• Objective: Copy each line holding the string "text".

Source records:

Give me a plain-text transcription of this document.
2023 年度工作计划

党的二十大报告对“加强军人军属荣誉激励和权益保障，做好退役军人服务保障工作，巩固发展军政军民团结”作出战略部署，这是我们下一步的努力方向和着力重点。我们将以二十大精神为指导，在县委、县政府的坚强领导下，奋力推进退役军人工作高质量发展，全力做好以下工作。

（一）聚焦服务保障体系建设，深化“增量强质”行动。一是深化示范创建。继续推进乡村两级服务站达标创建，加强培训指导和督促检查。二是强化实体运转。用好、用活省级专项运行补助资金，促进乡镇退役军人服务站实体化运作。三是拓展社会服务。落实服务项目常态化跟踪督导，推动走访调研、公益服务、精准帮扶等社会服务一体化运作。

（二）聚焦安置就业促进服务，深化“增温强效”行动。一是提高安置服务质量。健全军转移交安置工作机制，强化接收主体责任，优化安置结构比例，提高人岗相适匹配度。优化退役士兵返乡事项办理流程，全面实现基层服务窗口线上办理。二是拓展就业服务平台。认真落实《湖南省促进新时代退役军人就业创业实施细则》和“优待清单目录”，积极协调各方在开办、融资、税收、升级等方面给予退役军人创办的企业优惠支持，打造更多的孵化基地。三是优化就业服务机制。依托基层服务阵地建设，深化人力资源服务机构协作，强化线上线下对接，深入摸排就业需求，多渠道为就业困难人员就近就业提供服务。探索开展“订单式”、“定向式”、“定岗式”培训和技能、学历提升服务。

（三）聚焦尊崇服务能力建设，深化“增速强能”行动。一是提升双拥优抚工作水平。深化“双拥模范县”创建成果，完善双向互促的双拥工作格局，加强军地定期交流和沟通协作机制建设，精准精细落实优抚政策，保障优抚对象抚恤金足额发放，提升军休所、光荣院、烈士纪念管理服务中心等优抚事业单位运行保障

==

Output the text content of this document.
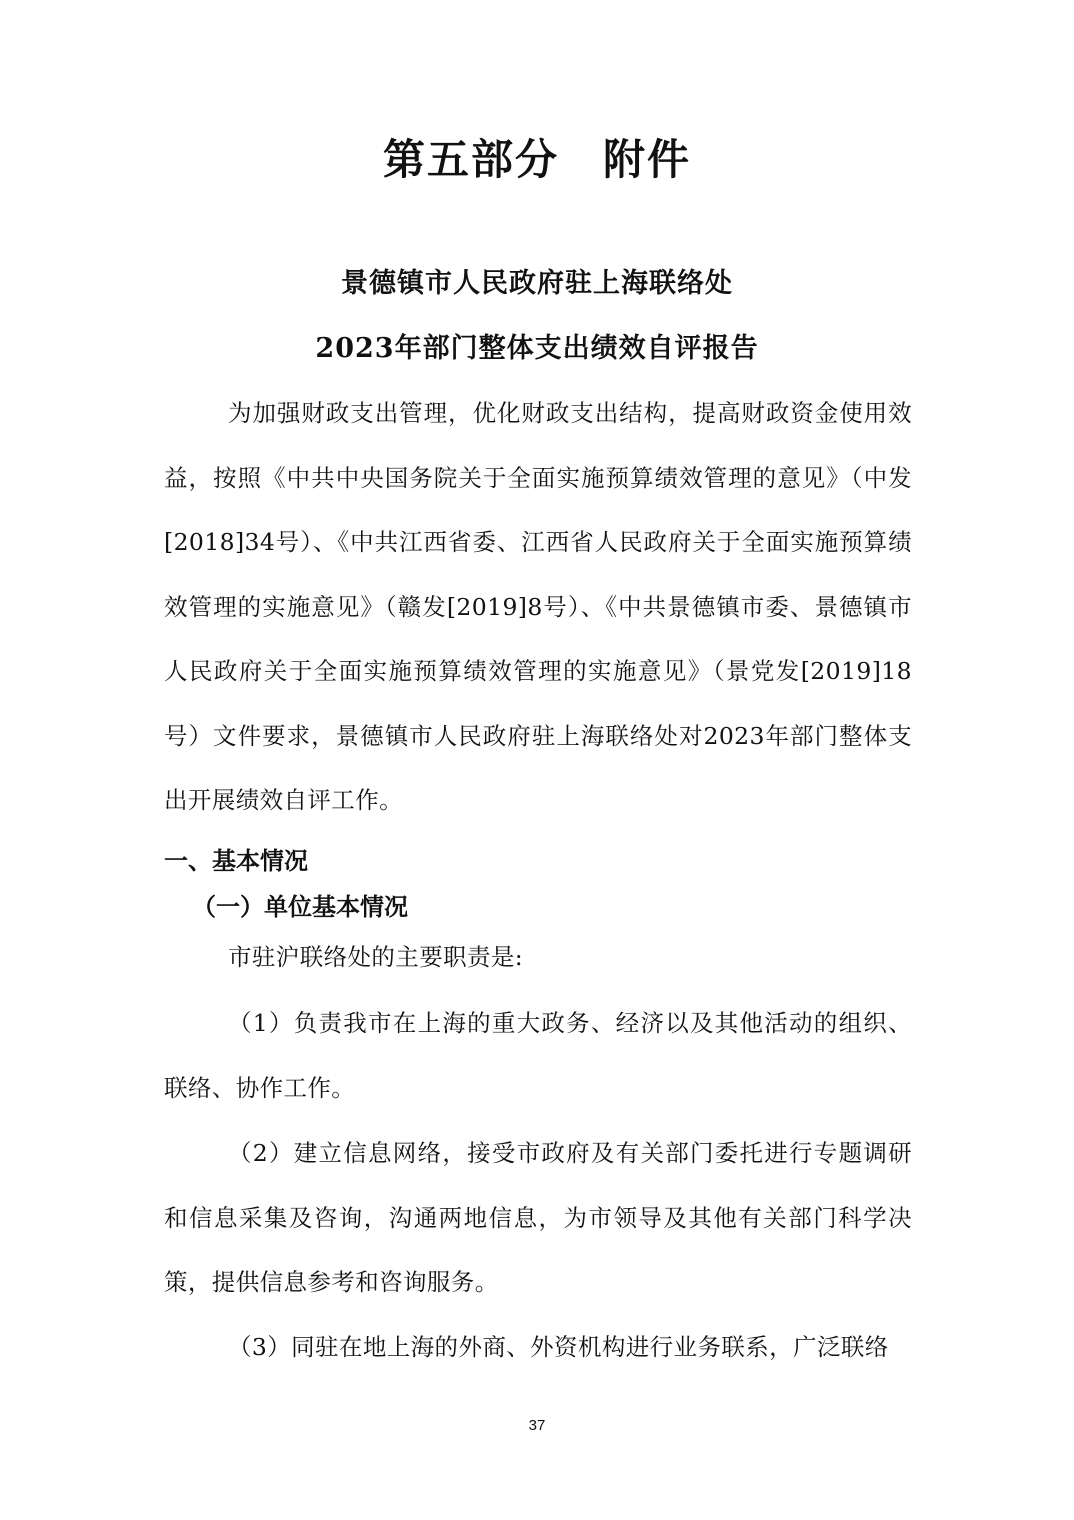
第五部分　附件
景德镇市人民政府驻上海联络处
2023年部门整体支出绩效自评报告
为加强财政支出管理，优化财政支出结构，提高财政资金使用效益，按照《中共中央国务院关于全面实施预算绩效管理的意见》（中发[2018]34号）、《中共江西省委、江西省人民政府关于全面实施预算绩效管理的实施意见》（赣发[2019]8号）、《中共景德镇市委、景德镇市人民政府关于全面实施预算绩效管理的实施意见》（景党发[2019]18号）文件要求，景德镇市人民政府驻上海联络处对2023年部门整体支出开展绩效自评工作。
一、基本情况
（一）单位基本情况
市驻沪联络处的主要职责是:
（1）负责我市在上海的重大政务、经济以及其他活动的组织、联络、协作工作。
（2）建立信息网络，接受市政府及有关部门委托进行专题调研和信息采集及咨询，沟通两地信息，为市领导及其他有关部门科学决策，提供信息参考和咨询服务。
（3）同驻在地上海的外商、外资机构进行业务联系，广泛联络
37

• The completed task:
Give me a plain-text transcription of this document.
Output the text content of this document.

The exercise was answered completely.